● **REQUIREMENTS**
Copy every line of the listing exactly.

[BEGIN DATA FOR THIS TASK]

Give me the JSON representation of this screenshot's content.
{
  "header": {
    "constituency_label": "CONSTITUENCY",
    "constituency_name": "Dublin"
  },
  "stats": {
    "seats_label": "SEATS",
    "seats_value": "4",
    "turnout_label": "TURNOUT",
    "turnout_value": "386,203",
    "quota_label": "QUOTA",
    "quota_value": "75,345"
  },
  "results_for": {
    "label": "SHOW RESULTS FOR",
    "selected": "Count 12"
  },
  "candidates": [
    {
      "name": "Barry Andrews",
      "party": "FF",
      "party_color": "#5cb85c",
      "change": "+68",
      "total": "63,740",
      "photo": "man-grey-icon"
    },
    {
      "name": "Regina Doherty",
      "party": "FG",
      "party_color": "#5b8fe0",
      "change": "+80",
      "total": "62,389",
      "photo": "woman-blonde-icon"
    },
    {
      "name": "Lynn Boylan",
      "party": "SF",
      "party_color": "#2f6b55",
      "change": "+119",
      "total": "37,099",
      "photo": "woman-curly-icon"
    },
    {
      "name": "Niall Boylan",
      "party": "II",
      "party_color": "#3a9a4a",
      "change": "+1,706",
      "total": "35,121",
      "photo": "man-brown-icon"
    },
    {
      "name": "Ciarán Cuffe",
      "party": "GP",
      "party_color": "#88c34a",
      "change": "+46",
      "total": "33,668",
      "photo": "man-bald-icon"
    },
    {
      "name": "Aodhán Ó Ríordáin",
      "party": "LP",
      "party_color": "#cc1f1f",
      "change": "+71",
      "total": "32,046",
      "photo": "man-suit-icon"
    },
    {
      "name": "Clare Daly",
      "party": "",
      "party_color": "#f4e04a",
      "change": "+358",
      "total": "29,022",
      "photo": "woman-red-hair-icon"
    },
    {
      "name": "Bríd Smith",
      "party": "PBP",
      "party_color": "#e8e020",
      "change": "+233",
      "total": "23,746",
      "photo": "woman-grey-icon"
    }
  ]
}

[END DATA FOR THIS TASK]

● **WRITTEN REPLY**
Give me the JSON representation of this screenshot's content.
{
  "header": {
    "constituency_label": "CONSTITUENCY",
    "constituency_name": "Dublin"
  },
  "stats": {
    "seats_label": "SEATS",
    "seats_value": "4",
    "turnout_label": "TURNOUT",
    "turnout_value": "386,203",
    "quota_label": "QUOTA",
    "quota_value": "75,345"
  },
  "results_for": {
    "label": "SHOW RESULTS FOR",
    "selected": "Count 12"
  },
  "candidates": [
    {
      "name": "Barry Andrews",
      "party": "FF",
      "party_color": "#5cb85c",
      "change": "+68",
      "total": "63,740",
      "photo": "man-grey-icon"
    },
    {
      "name": "Regina Doherty",
      "party": "FG",
      "party_color": "#5b8fe0",
      "change": "+80",
      "total": "62,389",
      "photo": "woman-blonde-icon"
    },
    {
      "name": "Lynn Boylan",
      "party": "SF",
      "party_color": "#2f6b55",
      "change": "+119",
      "total": "37,099",
      "photo": "woman-curly-icon"
    },
    {
      "name": "Niall Boylan",
      "party": "II",
      "party_color": "#3a9a4a",
      "change": "+1,706",
      "total": "35,121",
      "photo": "man-brown-icon"
    },
    {
      "name": "Ciarán Cuffe",
      "party": "GP",
      "party_color": "#88c34a",
      "change": "+46",
      "total": "33,668",
      "photo": "man-bald-icon"
    },
    {
      "name": "Aodhán Ó Ríordáin",
      "party": "LP",
      "party_color": "#cc1f1f",
      "change": "+71",
      "total": "32,046",
      "photo": "man-suit-icon"
    },
    {
      "name": "Clare Daly",
      "party": "",
      "party_color": "#f4e04a",
      "change": "+358",
      "total": "29,022",
      "photo": "woman-red-hair-icon"
    },
    {
      "name": "Bríd Smith",
      "party": "PBP",
      "party_color": "#e8e020",
      "change": "+233",
      "total": "23,746",
      "photo": "woman-grey-icon"
    }
  ]
}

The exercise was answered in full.